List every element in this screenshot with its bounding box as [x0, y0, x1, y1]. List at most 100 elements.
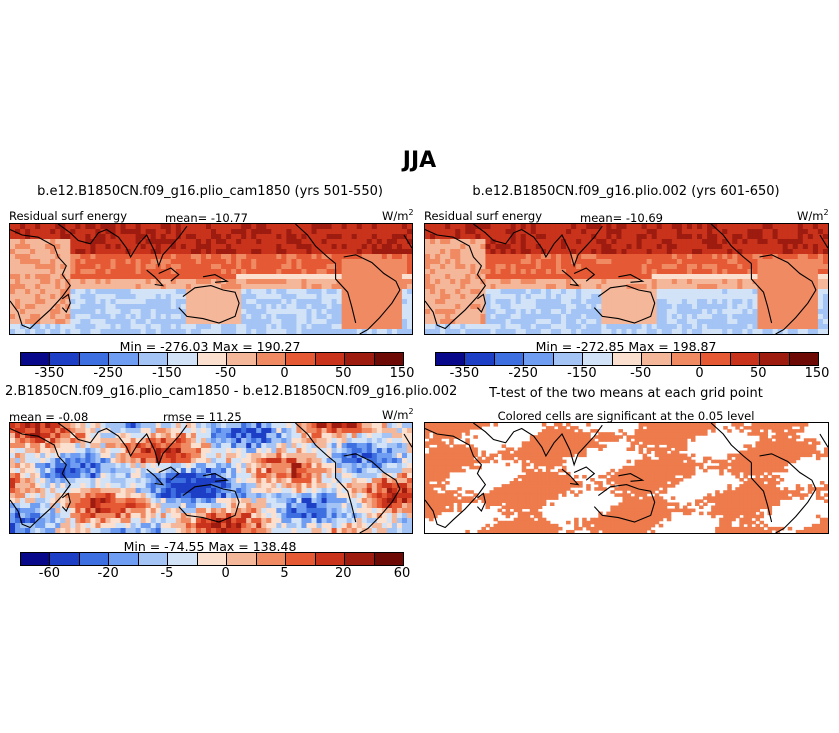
field-cell	[140, 473, 147, 479]
field-cell	[555, 249, 562, 255]
field-cell	[150, 224, 157, 230]
field-cell	[757, 279, 764, 285]
field-cell	[465, 259, 471, 265]
field-cell	[430, 274, 436, 280]
field-cell	[616, 224, 623, 230]
field-cell	[145, 488, 152, 494]
field-cell	[566, 304, 572, 310]
field-cell	[752, 259, 759, 265]
field-cell	[45, 319, 51, 325]
field-cell	[200, 428, 207, 434]
field-cell	[762, 244, 769, 250]
field-cell	[396, 254, 403, 260]
field-cell	[276, 279, 282, 285]
field-cell	[226, 264, 232, 270]
field-cell	[286, 443, 293, 449]
field-cell	[510, 229, 517, 235]
field-cell	[621, 304, 628, 310]
field-cell	[251, 453, 257, 459]
field-cell	[371, 229, 378, 235]
field-cell	[676, 244, 683, 250]
field-cell	[435, 274, 441, 280]
field-cell	[550, 314, 557, 320]
field-cell	[35, 309, 41, 315]
field-cell	[475, 284, 482, 290]
field-cell	[717, 294, 723, 300]
field-cell	[807, 229, 814, 235]
field-cell	[140, 244, 147, 250]
field-cell	[430, 254, 436, 260]
field-cell	[356, 458, 363, 464]
field-cell	[621, 259, 628, 265]
field-cell	[376, 309, 383, 315]
field-cell	[55, 448, 61, 454]
field-cell	[331, 458, 338, 464]
field-cell	[520, 279, 527, 285]
field-cell	[697, 289, 703, 295]
field-cell	[80, 423, 86, 429]
field-cell	[331, 329, 338, 334]
field-cell	[626, 229, 633, 235]
field-cell	[401, 249, 408, 255]
field-cell	[221, 468, 227, 474]
coastline	[202, 274, 229, 283]
field-cell	[646, 234, 653, 240]
field-cell	[455, 249, 461, 255]
field-cell	[50, 468, 56, 474]
field-cell	[155, 324, 162, 330]
field-cell	[737, 289, 743, 295]
field-cell	[797, 244, 804, 250]
field-cell	[35, 438, 41, 444]
field-cell	[406, 314, 412, 320]
field-cell	[336, 289, 343, 295]
field-cell	[386, 284, 393, 290]
field-cell	[732, 259, 738, 265]
field-cell	[485, 264, 492, 270]
field-cell	[85, 299, 92, 305]
field-cell	[190, 428, 197, 434]
field-cell	[195, 463, 202, 469]
field-cell	[366, 319, 373, 325]
field-cell	[50, 319, 56, 325]
field-cell	[540, 314, 547, 320]
colorbar-swatch	[671, 353, 702, 365]
field-cell	[732, 299, 738, 305]
field-cell	[611, 254, 618, 260]
field-cell	[10, 488, 16, 494]
field-cell	[145, 229, 152, 235]
field-cell	[50, 483, 56, 489]
field-cell	[822, 314, 828, 320]
field-cell	[311, 443, 318, 449]
field-cell	[356, 503, 363, 509]
field-cell	[236, 229, 242, 235]
field-cell	[621, 284, 628, 290]
field-cell	[205, 433, 212, 439]
field-cell	[110, 458, 117, 464]
field-cell	[256, 443, 262, 449]
field-cell	[135, 269, 142, 275]
field-cell	[155, 239, 162, 245]
field-cell	[251, 428, 257, 434]
field-cell	[251, 259, 257, 265]
field-cell	[351, 279, 358, 285]
field-cell	[281, 304, 287, 310]
field-cell	[165, 314, 172, 320]
field-cell	[296, 488, 303, 494]
field-cell	[200, 279, 207, 285]
field-cell	[535, 314, 542, 320]
field-cell	[346, 264, 353, 270]
field-cell	[311, 274, 318, 280]
field-cell	[371, 448, 378, 454]
field-cell	[346, 244, 353, 250]
field-cell	[336, 468, 343, 474]
field-cell	[200, 329, 207, 334]
field-cell	[450, 274, 456, 280]
field-cell	[160, 289, 167, 295]
field-cell	[737, 284, 743, 290]
field-cell	[226, 229, 232, 235]
field-cell	[211, 473, 217, 479]
field-cell	[306, 458, 313, 464]
field-cell	[406, 438, 412, 444]
field-cell	[787, 264, 794, 270]
field-cell	[291, 503, 298, 509]
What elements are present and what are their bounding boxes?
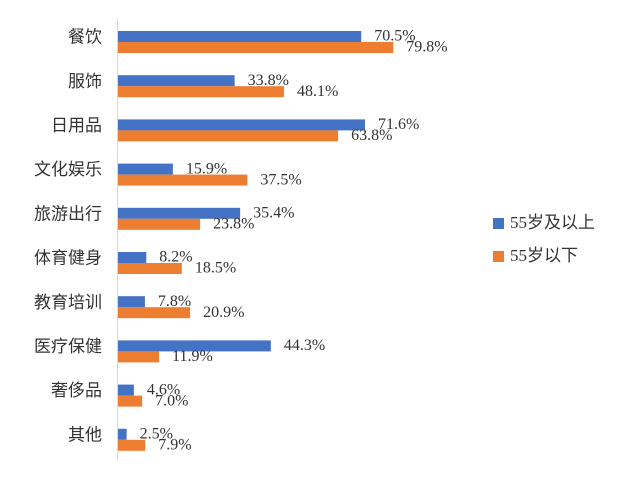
bar-under-55 (118, 307, 191, 319)
legend-swatch (493, 251, 504, 262)
bar-under-55 (118, 263, 182, 274)
bar-55-and-above (118, 340, 271, 352)
legend-label: 55岁及以上 (510, 213, 595, 232)
category-label: 服饰 (68, 72, 102, 92)
bar-55-and-above (118, 119, 366, 131)
data-label: 11.9% (172, 348, 213, 365)
data-label: 33.8% (248, 72, 289, 89)
data-label: 7.8% (158, 293, 191, 310)
bar-under-55 (118, 86, 284, 98)
bars (118, 31, 394, 451)
bar-55-and-above (118, 207, 241, 219)
bar-under-55 (118, 395, 143, 407)
data-label: 37.5% (260, 171, 301, 188)
category-label: 奢侈品 (51, 381, 102, 401)
data-label: 18.5% (195, 260, 236, 277)
data-label: 2.5% (140, 425, 173, 442)
data-label: 7.9% (158, 436, 191, 453)
data-label: 44.3% (284, 337, 325, 354)
category-label: 教育培训 (34, 293, 102, 313)
data-label: 63.8% (351, 127, 392, 144)
bar-55-and-above (118, 75, 235, 87)
bar-55-and-above (118, 428, 127, 440)
data-label: 35.4% (253, 204, 294, 221)
category-label: 餐饮 (68, 28, 102, 48)
bar-under-55 (118, 351, 160, 363)
category-label: 其他 (68, 425, 102, 445)
category-label: 日用品 (51, 116, 102, 136)
bar-under-55 (118, 439, 146, 451)
data-labels: 70.5%79.8% 33.8% 48.1% 71.6%63.8% 15.9% 37.5%… (140, 28, 448, 454)
category-label: 医疗保健 (34, 337, 102, 357)
legend: 55岁及以上 55岁以下 (493, 213, 595, 265)
bar-55-and-above (118, 31, 362, 42)
data-label: 4.6% (147, 381, 180, 398)
category-label: 体育健身 (34, 249, 102, 269)
bar-under-55 (118, 42, 394, 53)
data-label: 15.9% (186, 160, 227, 177)
category-label: 文化娱乐 (34, 160, 102, 180)
bar-55-and-above (118, 163, 173, 175)
bar-under-55 (118, 218, 201, 230)
bar-55-and-above (118, 384, 134, 396)
data-label: 23.8% (213, 215, 254, 232)
data-label: 71.6% (378, 116, 419, 133)
category-label: 旅游出行 (34, 204, 102, 224)
bar-55-and-above (118, 296, 145, 308)
bar-under-55 (118, 130, 339, 142)
data-label: 48.1% (297, 83, 338, 100)
data-label: 79.8% (406, 39, 447, 56)
bar-55-and-above (118, 252, 147, 263)
data-label: 70.5% (374, 28, 415, 45)
bar-under-55 (118, 174, 248, 186)
legend-label: 55岁以下 (510, 246, 578, 265)
data-label: 8.2% (159, 249, 192, 266)
data-label: 20.9% (203, 304, 244, 321)
legend-swatch (493, 218, 504, 229)
data-label: 7.0% (155, 392, 188, 409)
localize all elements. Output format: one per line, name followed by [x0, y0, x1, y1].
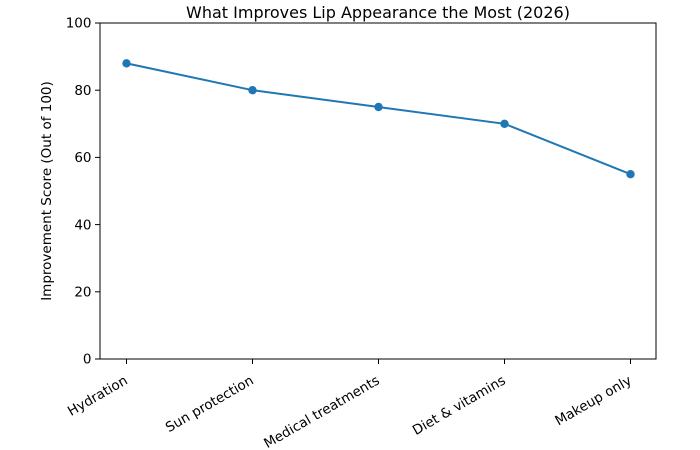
x-tick-label: Sun protection — [163, 373, 257, 436]
chart-title: What Improves Lip Appearance the Most (2… — [186, 3, 570, 22]
y-tick-label: 80 — [74, 83, 91, 99]
data-line — [125, 62, 632, 176]
data-point-marker — [374, 102, 383, 112]
y-tick-label: 20 — [74, 285, 91, 301]
data-point-marker — [626, 170, 635, 179]
y-tick-label: 100 — [66, 16, 92, 32]
y-tick-label: 0 — [83, 352, 92, 368]
x-tick-label: Makeup only — [552, 373, 634, 430]
x-tick-label: Hydration — [65, 373, 131, 420]
data-point-marker — [248, 86, 257, 95]
data-point-marker — [122, 59, 131, 68]
x-tick-label: Diet & vitamins — [410, 373, 509, 439]
data-point-marker — [500, 119, 509, 128]
y-tick-label: 40 — [74, 217, 91, 233]
plot-area-border — [99, 22, 657, 360]
y-tick-label: 60 — [74, 150, 91, 166]
x-tick-label: Medical treatments — [261, 373, 382, 450]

Exercise:
Extract and repeat verbatim the part of the records that opens with the line containing "473, 147, 479]" and closes with the line containing "309, 41, 315]", both included.

Written answer:
field-cell	[140, 473, 147, 479]
field-cell	[555, 249, 562, 255]
field-cell	[150, 224, 157, 230]
field-cell	[757, 279, 764, 285]
field-cell	[465, 259, 471, 265]
field-cell	[430, 274, 436, 280]
field-cell	[616, 224, 623, 230]
field-cell	[145, 488, 152, 494]
field-cell	[566, 304, 572, 310]
field-cell	[752, 259, 759, 265]
field-cell	[45, 319, 51, 325]
field-cell	[200, 428, 207, 434]
field-cell	[762, 244, 769, 250]
field-cell	[396, 254, 403, 260]
field-cell	[276, 279, 282, 285]
field-cell	[226, 264, 232, 270]
field-cell	[286, 443, 293, 449]
field-cell	[510, 229, 517, 235]
field-cell	[621, 304, 628, 310]
field-cell	[251, 453, 257, 459]
field-cell	[371, 229, 378, 235]
field-cell	[676, 244, 683, 250]
field-cell	[435, 274, 441, 280]
field-cell	[550, 314, 557, 320]
field-cell	[35, 309, 41, 315]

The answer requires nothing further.